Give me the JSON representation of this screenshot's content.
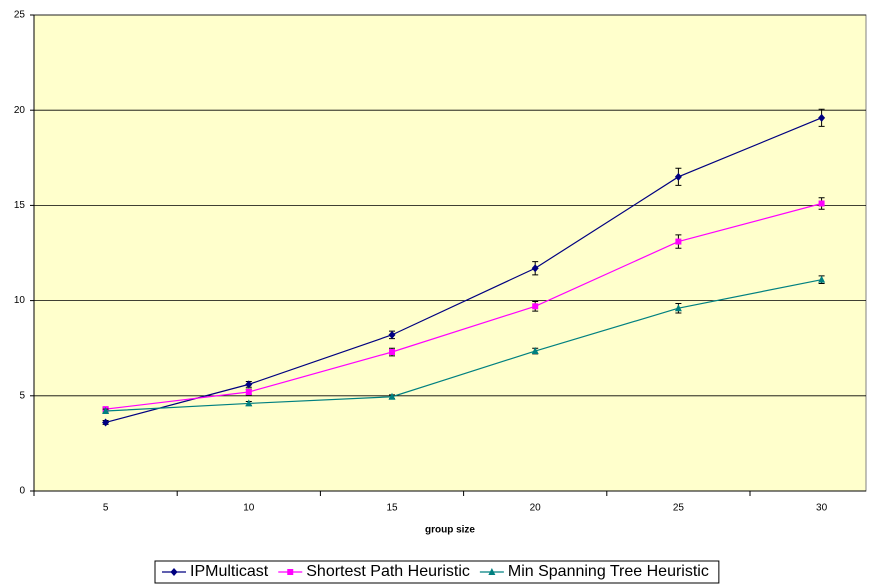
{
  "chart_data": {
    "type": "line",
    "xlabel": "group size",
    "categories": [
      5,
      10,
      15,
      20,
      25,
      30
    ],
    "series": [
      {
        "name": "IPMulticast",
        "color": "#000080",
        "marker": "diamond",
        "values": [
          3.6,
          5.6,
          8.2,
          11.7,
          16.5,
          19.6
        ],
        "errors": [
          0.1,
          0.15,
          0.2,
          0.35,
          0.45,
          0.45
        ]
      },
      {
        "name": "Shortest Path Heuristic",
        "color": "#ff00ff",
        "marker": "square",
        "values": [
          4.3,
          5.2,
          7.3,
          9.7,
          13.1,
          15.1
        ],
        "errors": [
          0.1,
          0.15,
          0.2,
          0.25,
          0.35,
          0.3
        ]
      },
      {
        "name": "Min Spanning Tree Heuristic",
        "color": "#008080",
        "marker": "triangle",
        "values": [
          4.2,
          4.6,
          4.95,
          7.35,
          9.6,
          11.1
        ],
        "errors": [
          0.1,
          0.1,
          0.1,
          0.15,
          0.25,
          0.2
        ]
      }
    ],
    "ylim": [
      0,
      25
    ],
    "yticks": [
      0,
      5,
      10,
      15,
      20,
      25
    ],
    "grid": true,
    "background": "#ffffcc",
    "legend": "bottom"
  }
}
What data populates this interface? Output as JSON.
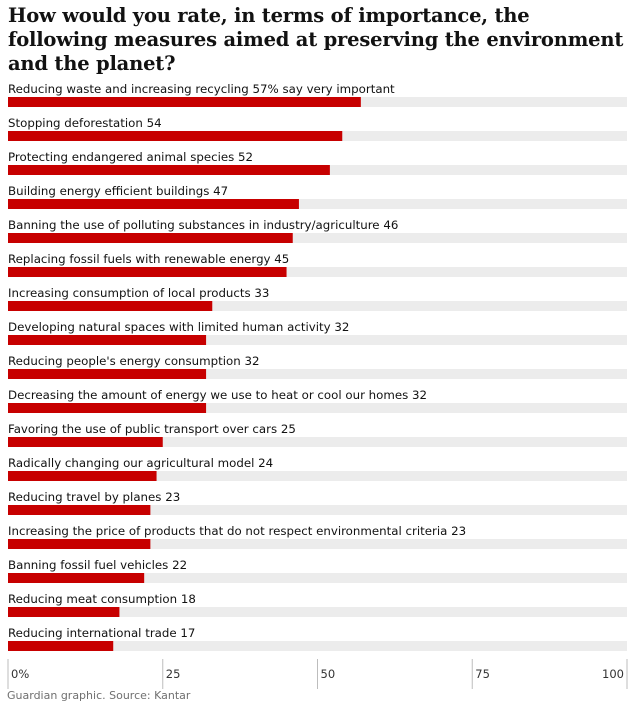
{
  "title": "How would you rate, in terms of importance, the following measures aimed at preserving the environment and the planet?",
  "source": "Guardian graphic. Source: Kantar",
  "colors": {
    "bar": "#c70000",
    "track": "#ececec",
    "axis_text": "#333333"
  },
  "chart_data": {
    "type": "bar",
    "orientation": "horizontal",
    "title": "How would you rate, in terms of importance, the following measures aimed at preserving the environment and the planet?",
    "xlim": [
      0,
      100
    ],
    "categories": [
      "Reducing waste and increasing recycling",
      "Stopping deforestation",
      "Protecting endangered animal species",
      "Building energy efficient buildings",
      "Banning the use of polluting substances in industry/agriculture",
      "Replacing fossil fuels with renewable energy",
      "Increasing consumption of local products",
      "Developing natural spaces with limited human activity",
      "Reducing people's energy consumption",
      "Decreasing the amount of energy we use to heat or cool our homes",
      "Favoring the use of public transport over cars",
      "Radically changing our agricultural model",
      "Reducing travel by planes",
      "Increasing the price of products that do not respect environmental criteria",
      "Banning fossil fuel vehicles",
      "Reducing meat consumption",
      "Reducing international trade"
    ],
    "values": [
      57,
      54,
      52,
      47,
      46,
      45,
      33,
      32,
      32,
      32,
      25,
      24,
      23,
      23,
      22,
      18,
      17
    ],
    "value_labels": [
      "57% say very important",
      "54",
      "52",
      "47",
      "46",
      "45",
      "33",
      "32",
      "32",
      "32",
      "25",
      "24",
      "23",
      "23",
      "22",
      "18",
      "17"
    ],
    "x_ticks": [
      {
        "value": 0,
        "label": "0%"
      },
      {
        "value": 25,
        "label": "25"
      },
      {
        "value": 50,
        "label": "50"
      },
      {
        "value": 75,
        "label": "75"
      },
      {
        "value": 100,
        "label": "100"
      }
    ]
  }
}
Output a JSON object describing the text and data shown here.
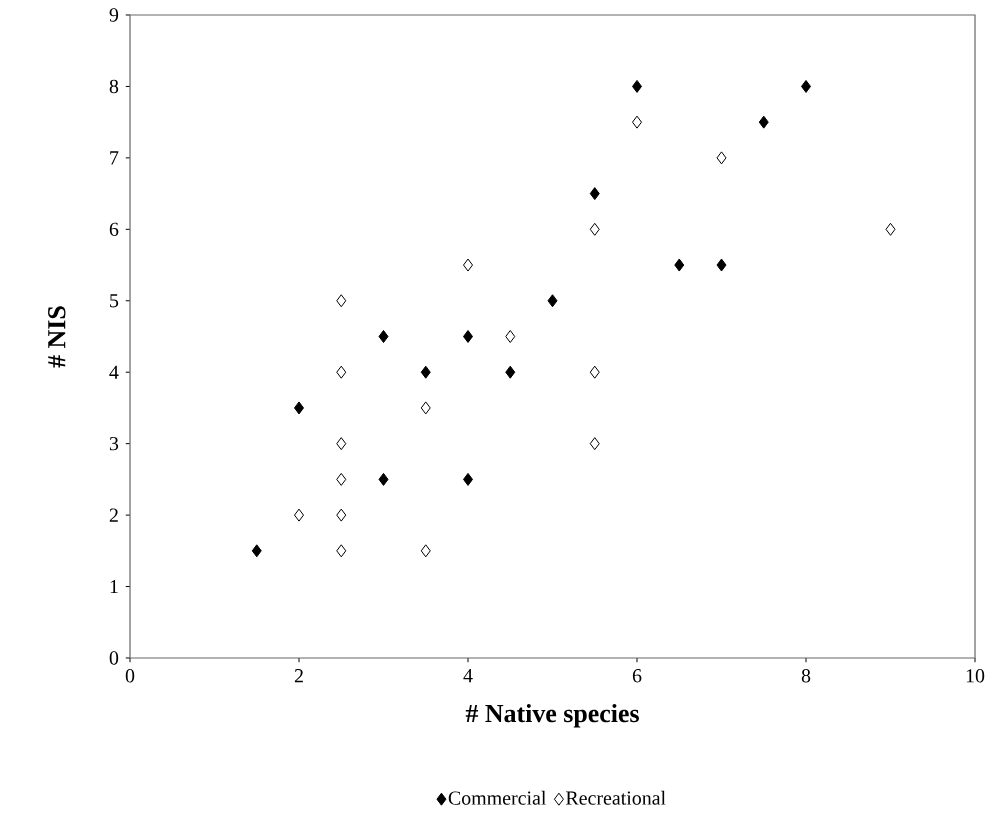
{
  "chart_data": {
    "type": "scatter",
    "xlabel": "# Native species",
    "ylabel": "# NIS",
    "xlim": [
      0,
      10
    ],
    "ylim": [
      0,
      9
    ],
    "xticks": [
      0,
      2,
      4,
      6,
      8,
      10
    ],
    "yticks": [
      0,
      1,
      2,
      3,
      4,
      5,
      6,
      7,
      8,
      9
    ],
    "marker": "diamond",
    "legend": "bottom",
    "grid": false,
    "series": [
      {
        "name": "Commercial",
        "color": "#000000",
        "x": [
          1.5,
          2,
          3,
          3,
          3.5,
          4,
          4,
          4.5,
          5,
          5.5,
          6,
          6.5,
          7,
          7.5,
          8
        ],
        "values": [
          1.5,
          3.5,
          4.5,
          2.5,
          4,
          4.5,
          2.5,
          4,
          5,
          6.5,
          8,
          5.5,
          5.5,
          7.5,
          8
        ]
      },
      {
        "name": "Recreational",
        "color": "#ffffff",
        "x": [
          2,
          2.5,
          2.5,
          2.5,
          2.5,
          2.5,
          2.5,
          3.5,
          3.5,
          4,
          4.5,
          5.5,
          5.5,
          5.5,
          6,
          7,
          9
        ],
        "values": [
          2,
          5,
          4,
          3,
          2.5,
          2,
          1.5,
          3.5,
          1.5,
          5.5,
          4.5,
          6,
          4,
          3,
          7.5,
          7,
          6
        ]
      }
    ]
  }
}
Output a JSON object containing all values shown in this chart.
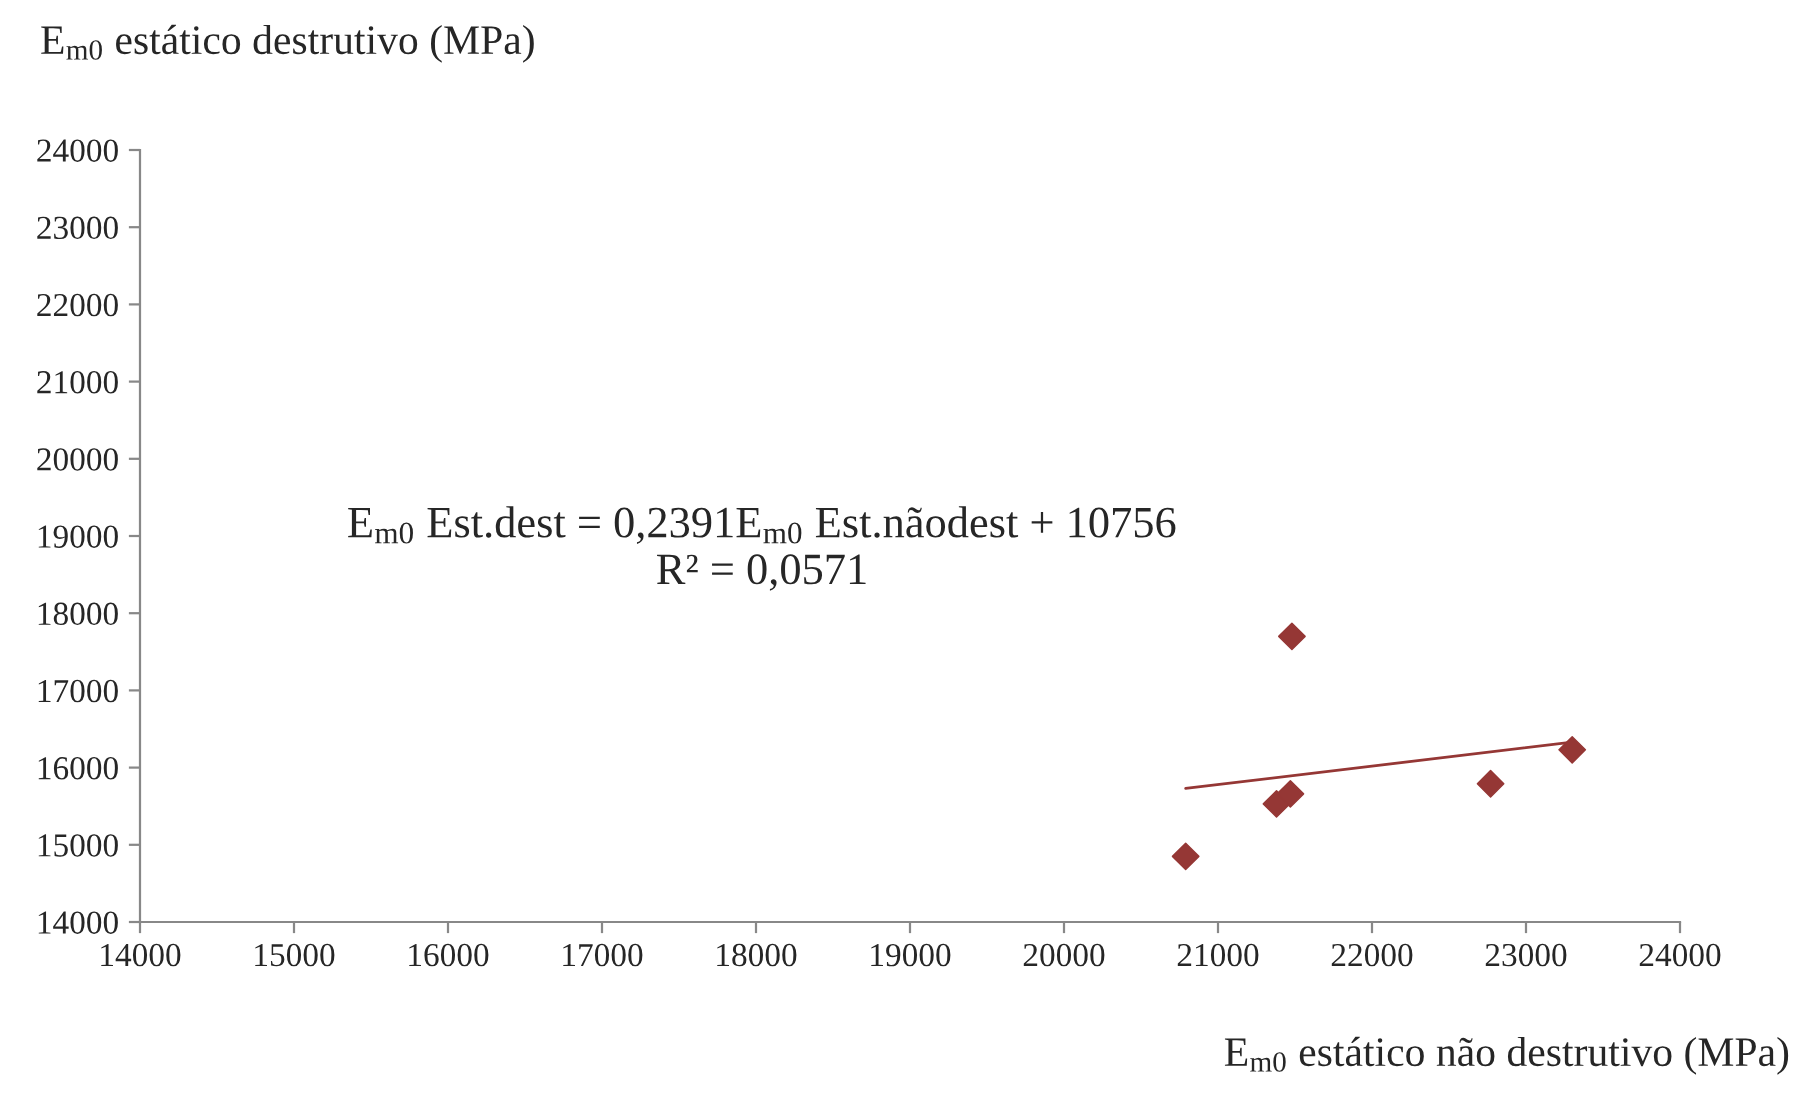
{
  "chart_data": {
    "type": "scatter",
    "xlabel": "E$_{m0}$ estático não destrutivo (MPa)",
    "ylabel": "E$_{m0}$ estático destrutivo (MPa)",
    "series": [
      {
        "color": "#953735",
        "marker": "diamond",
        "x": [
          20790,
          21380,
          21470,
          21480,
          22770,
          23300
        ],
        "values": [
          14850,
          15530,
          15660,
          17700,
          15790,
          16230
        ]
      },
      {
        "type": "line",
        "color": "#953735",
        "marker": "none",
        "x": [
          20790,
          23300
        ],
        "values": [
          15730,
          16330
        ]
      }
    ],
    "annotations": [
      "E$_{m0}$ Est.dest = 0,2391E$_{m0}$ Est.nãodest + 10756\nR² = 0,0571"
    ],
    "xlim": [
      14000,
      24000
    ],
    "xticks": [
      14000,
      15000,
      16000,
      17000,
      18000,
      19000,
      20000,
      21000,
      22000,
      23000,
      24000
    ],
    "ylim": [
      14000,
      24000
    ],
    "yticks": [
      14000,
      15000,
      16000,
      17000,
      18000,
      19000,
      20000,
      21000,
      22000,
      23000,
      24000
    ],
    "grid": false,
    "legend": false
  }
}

Problem statement:
Go through the listing above and quote it exactly, apart from its images.

Full response:
Give me the JSON representation of this screenshot's content.
{
  "chart_data": {
    "type": "line",
    "xlabel": "group size",
    "categories": [
      5,
      10,
      15,
      20,
      25,
      30
    ],
    "series": [
      {
        "name": "IPMulticast",
        "color": "#000080",
        "marker": "diamond",
        "values": [
          3.6,
          5.6,
          8.2,
          11.7,
          16.5,
          19.6
        ],
        "errors": [
          0.1,
          0.15,
          0.2,
          0.35,
          0.45,
          0.45
        ]
      },
      {
        "name": "Shortest Path Heuristic",
        "color": "#ff00ff",
        "marker": "square",
        "values": [
          4.3,
          5.2,
          7.3,
          9.7,
          13.1,
          15.1
        ],
        "errors": [
          0.1,
          0.15,
          0.2,
          0.25,
          0.35,
          0.3
        ]
      },
      {
        "name": "Min Spanning Tree Heuristic",
        "color": "#008080",
        "marker": "triangle",
        "values": [
          4.2,
          4.6,
          4.95,
          7.35,
          9.6,
          11.1
        ],
        "errors": [
          0.1,
          0.1,
          0.1,
          0.15,
          0.25,
          0.2
        ]
      }
    ],
    "ylim": [
      0,
      25
    ],
    "yticks": [
      0,
      5,
      10,
      15,
      20,
      25
    ],
    "grid": true,
    "background": "#ffffcc",
    "legend": "bottom"
  }
}
What data populates this interface? Output as JSON.
{
  "title": "How would you rate, in terms of importance, the following measures aimed at preserving the environment and the planet?",
  "source": "Guardian graphic. Source: Kantar",
  "colors": {
    "bar": "#c70000",
    "track": "#ececec",
    "axis_text": "#333333"
  },
  "chart_data": {
    "type": "bar",
    "orientation": "horizontal",
    "title": "How would you rate, in terms of importance, the following measures aimed at preserving the environment and the planet?",
    "xlim": [
      0,
      100
    ],
    "categories": [
      "Reducing waste and increasing recycling",
      "Stopping deforestation",
      "Protecting endangered animal species",
      "Building energy efficient buildings",
      "Banning the use of polluting substances in industry/agriculture",
      "Replacing fossil fuels with renewable energy",
      "Increasing consumption of local products",
      "Developing natural spaces with limited human activity",
      "Reducing people's energy consumption",
      "Decreasing the amount of energy we use to heat or cool our homes",
      "Favoring the use of public transport over cars",
      "Radically changing our agricultural model",
      "Reducing travel by planes",
      "Increasing the price of products that do not respect environmental criteria",
      "Banning fossil fuel vehicles",
      "Reducing meat consumption",
      "Reducing international trade"
    ],
    "values": [
      57,
      54,
      52,
      47,
      46,
      45,
      33,
      32,
      32,
      32,
      25,
      24,
      23,
      23,
      22,
      18,
      17
    ],
    "value_labels": [
      "57% say very important",
      "54",
      "52",
      "47",
      "46",
      "45",
      "33",
      "32",
      "32",
      "32",
      "25",
      "24",
      "23",
      "23",
      "22",
      "18",
      "17"
    ],
    "x_ticks": [
      {
        "value": 0,
        "label": "0%"
      },
      {
        "value": 25,
        "label": "25"
      },
      {
        "value": 50,
        "label": "50"
      },
      {
        "value": 75,
        "label": "75"
      },
      {
        "value": 100,
        "label": "100"
      }
    ]
  }
}
Output a JSON object describing the text and data shown here.
{
  "chart_data": {
    "type": "scatter",
    "xlabel": "# Native species",
    "ylabel": "# NIS",
    "xlim": [
      0,
      10
    ],
    "ylim": [
      0,
      9
    ],
    "xticks": [
      0,
      2,
      4,
      6,
      8,
      10
    ],
    "yticks": [
      0,
      1,
      2,
      3,
      4,
      5,
      6,
      7,
      8,
      9
    ],
    "marker": "diamond",
    "legend": "bottom",
    "grid": false,
    "series": [
      {
        "name": "Commercial",
        "color": "#000000",
        "x": [
          1.5,
          2,
          3,
          3,
          3.5,
          4,
          4,
          4.5,
          5,
          5.5,
          6,
          6.5,
          7,
          7.5,
          8
        ],
        "values": [
          1.5,
          3.5,
          4.5,
          2.5,
          4,
          4.5,
          2.5,
          4,
          5,
          6.5,
          8,
          5.5,
          5.5,
          7.5,
          8
        ]
      },
      {
        "name": "Recreational",
        "color": "#ffffff",
        "x": [
          2,
          2.5,
          2.5,
          2.5,
          2.5,
          2.5,
          2.5,
          3.5,
          3.5,
          4,
          4.5,
          5.5,
          5.5,
          5.5,
          6,
          7,
          9
        ],
        "values": [
          2,
          5,
          4,
          3,
          2.5,
          2,
          1.5,
          3.5,
          1.5,
          5.5,
          4.5,
          6,
          4,
          3,
          7.5,
          7,
          6
        ]
      }
    ]
  }
}
Output a JSON object containing all values shown in this chart.
{
  "chart_data": {
    "type": "scatter",
    "xlabel": "E$_{m0}$ estático não destrutivo (MPa)",
    "ylabel": "E$_{m0}$ estático destrutivo (MPa)",
    "series": [
      {
        "color": "#953735",
        "marker": "diamond",
        "x": [
          20790,
          21380,
          21470,
          21480,
          22770,
          23300
        ],
        "values": [
          14850,
          15530,
          15660,
          17700,
          15790,
          16230
        ]
      },
      {
        "type": "line",
        "color": "#953735",
        "marker": "none",
        "x": [
          20790,
          23300
        ],
        "values": [
          15730,
          16330
        ]
      }
    ],
    "annotations": [
      "E$_{m0}$ Est.dest = 0,2391E$_{m0}$ Est.nãodest + 10756\nR² = 0,0571"
    ],
    "xlim": [
      14000,
      24000
    ],
    "xticks": [
      14000,
      15000,
      16000,
      17000,
      18000,
      19000,
      20000,
      21000,
      22000,
      23000,
      24000
    ],
    "ylim": [
      14000,
      24000
    ],
    "yticks": [
      14000,
      15000,
      16000,
      17000,
      18000,
      19000,
      20000,
      21000,
      22000,
      23000,
      24000
    ],
    "grid": false,
    "legend": false
  }
}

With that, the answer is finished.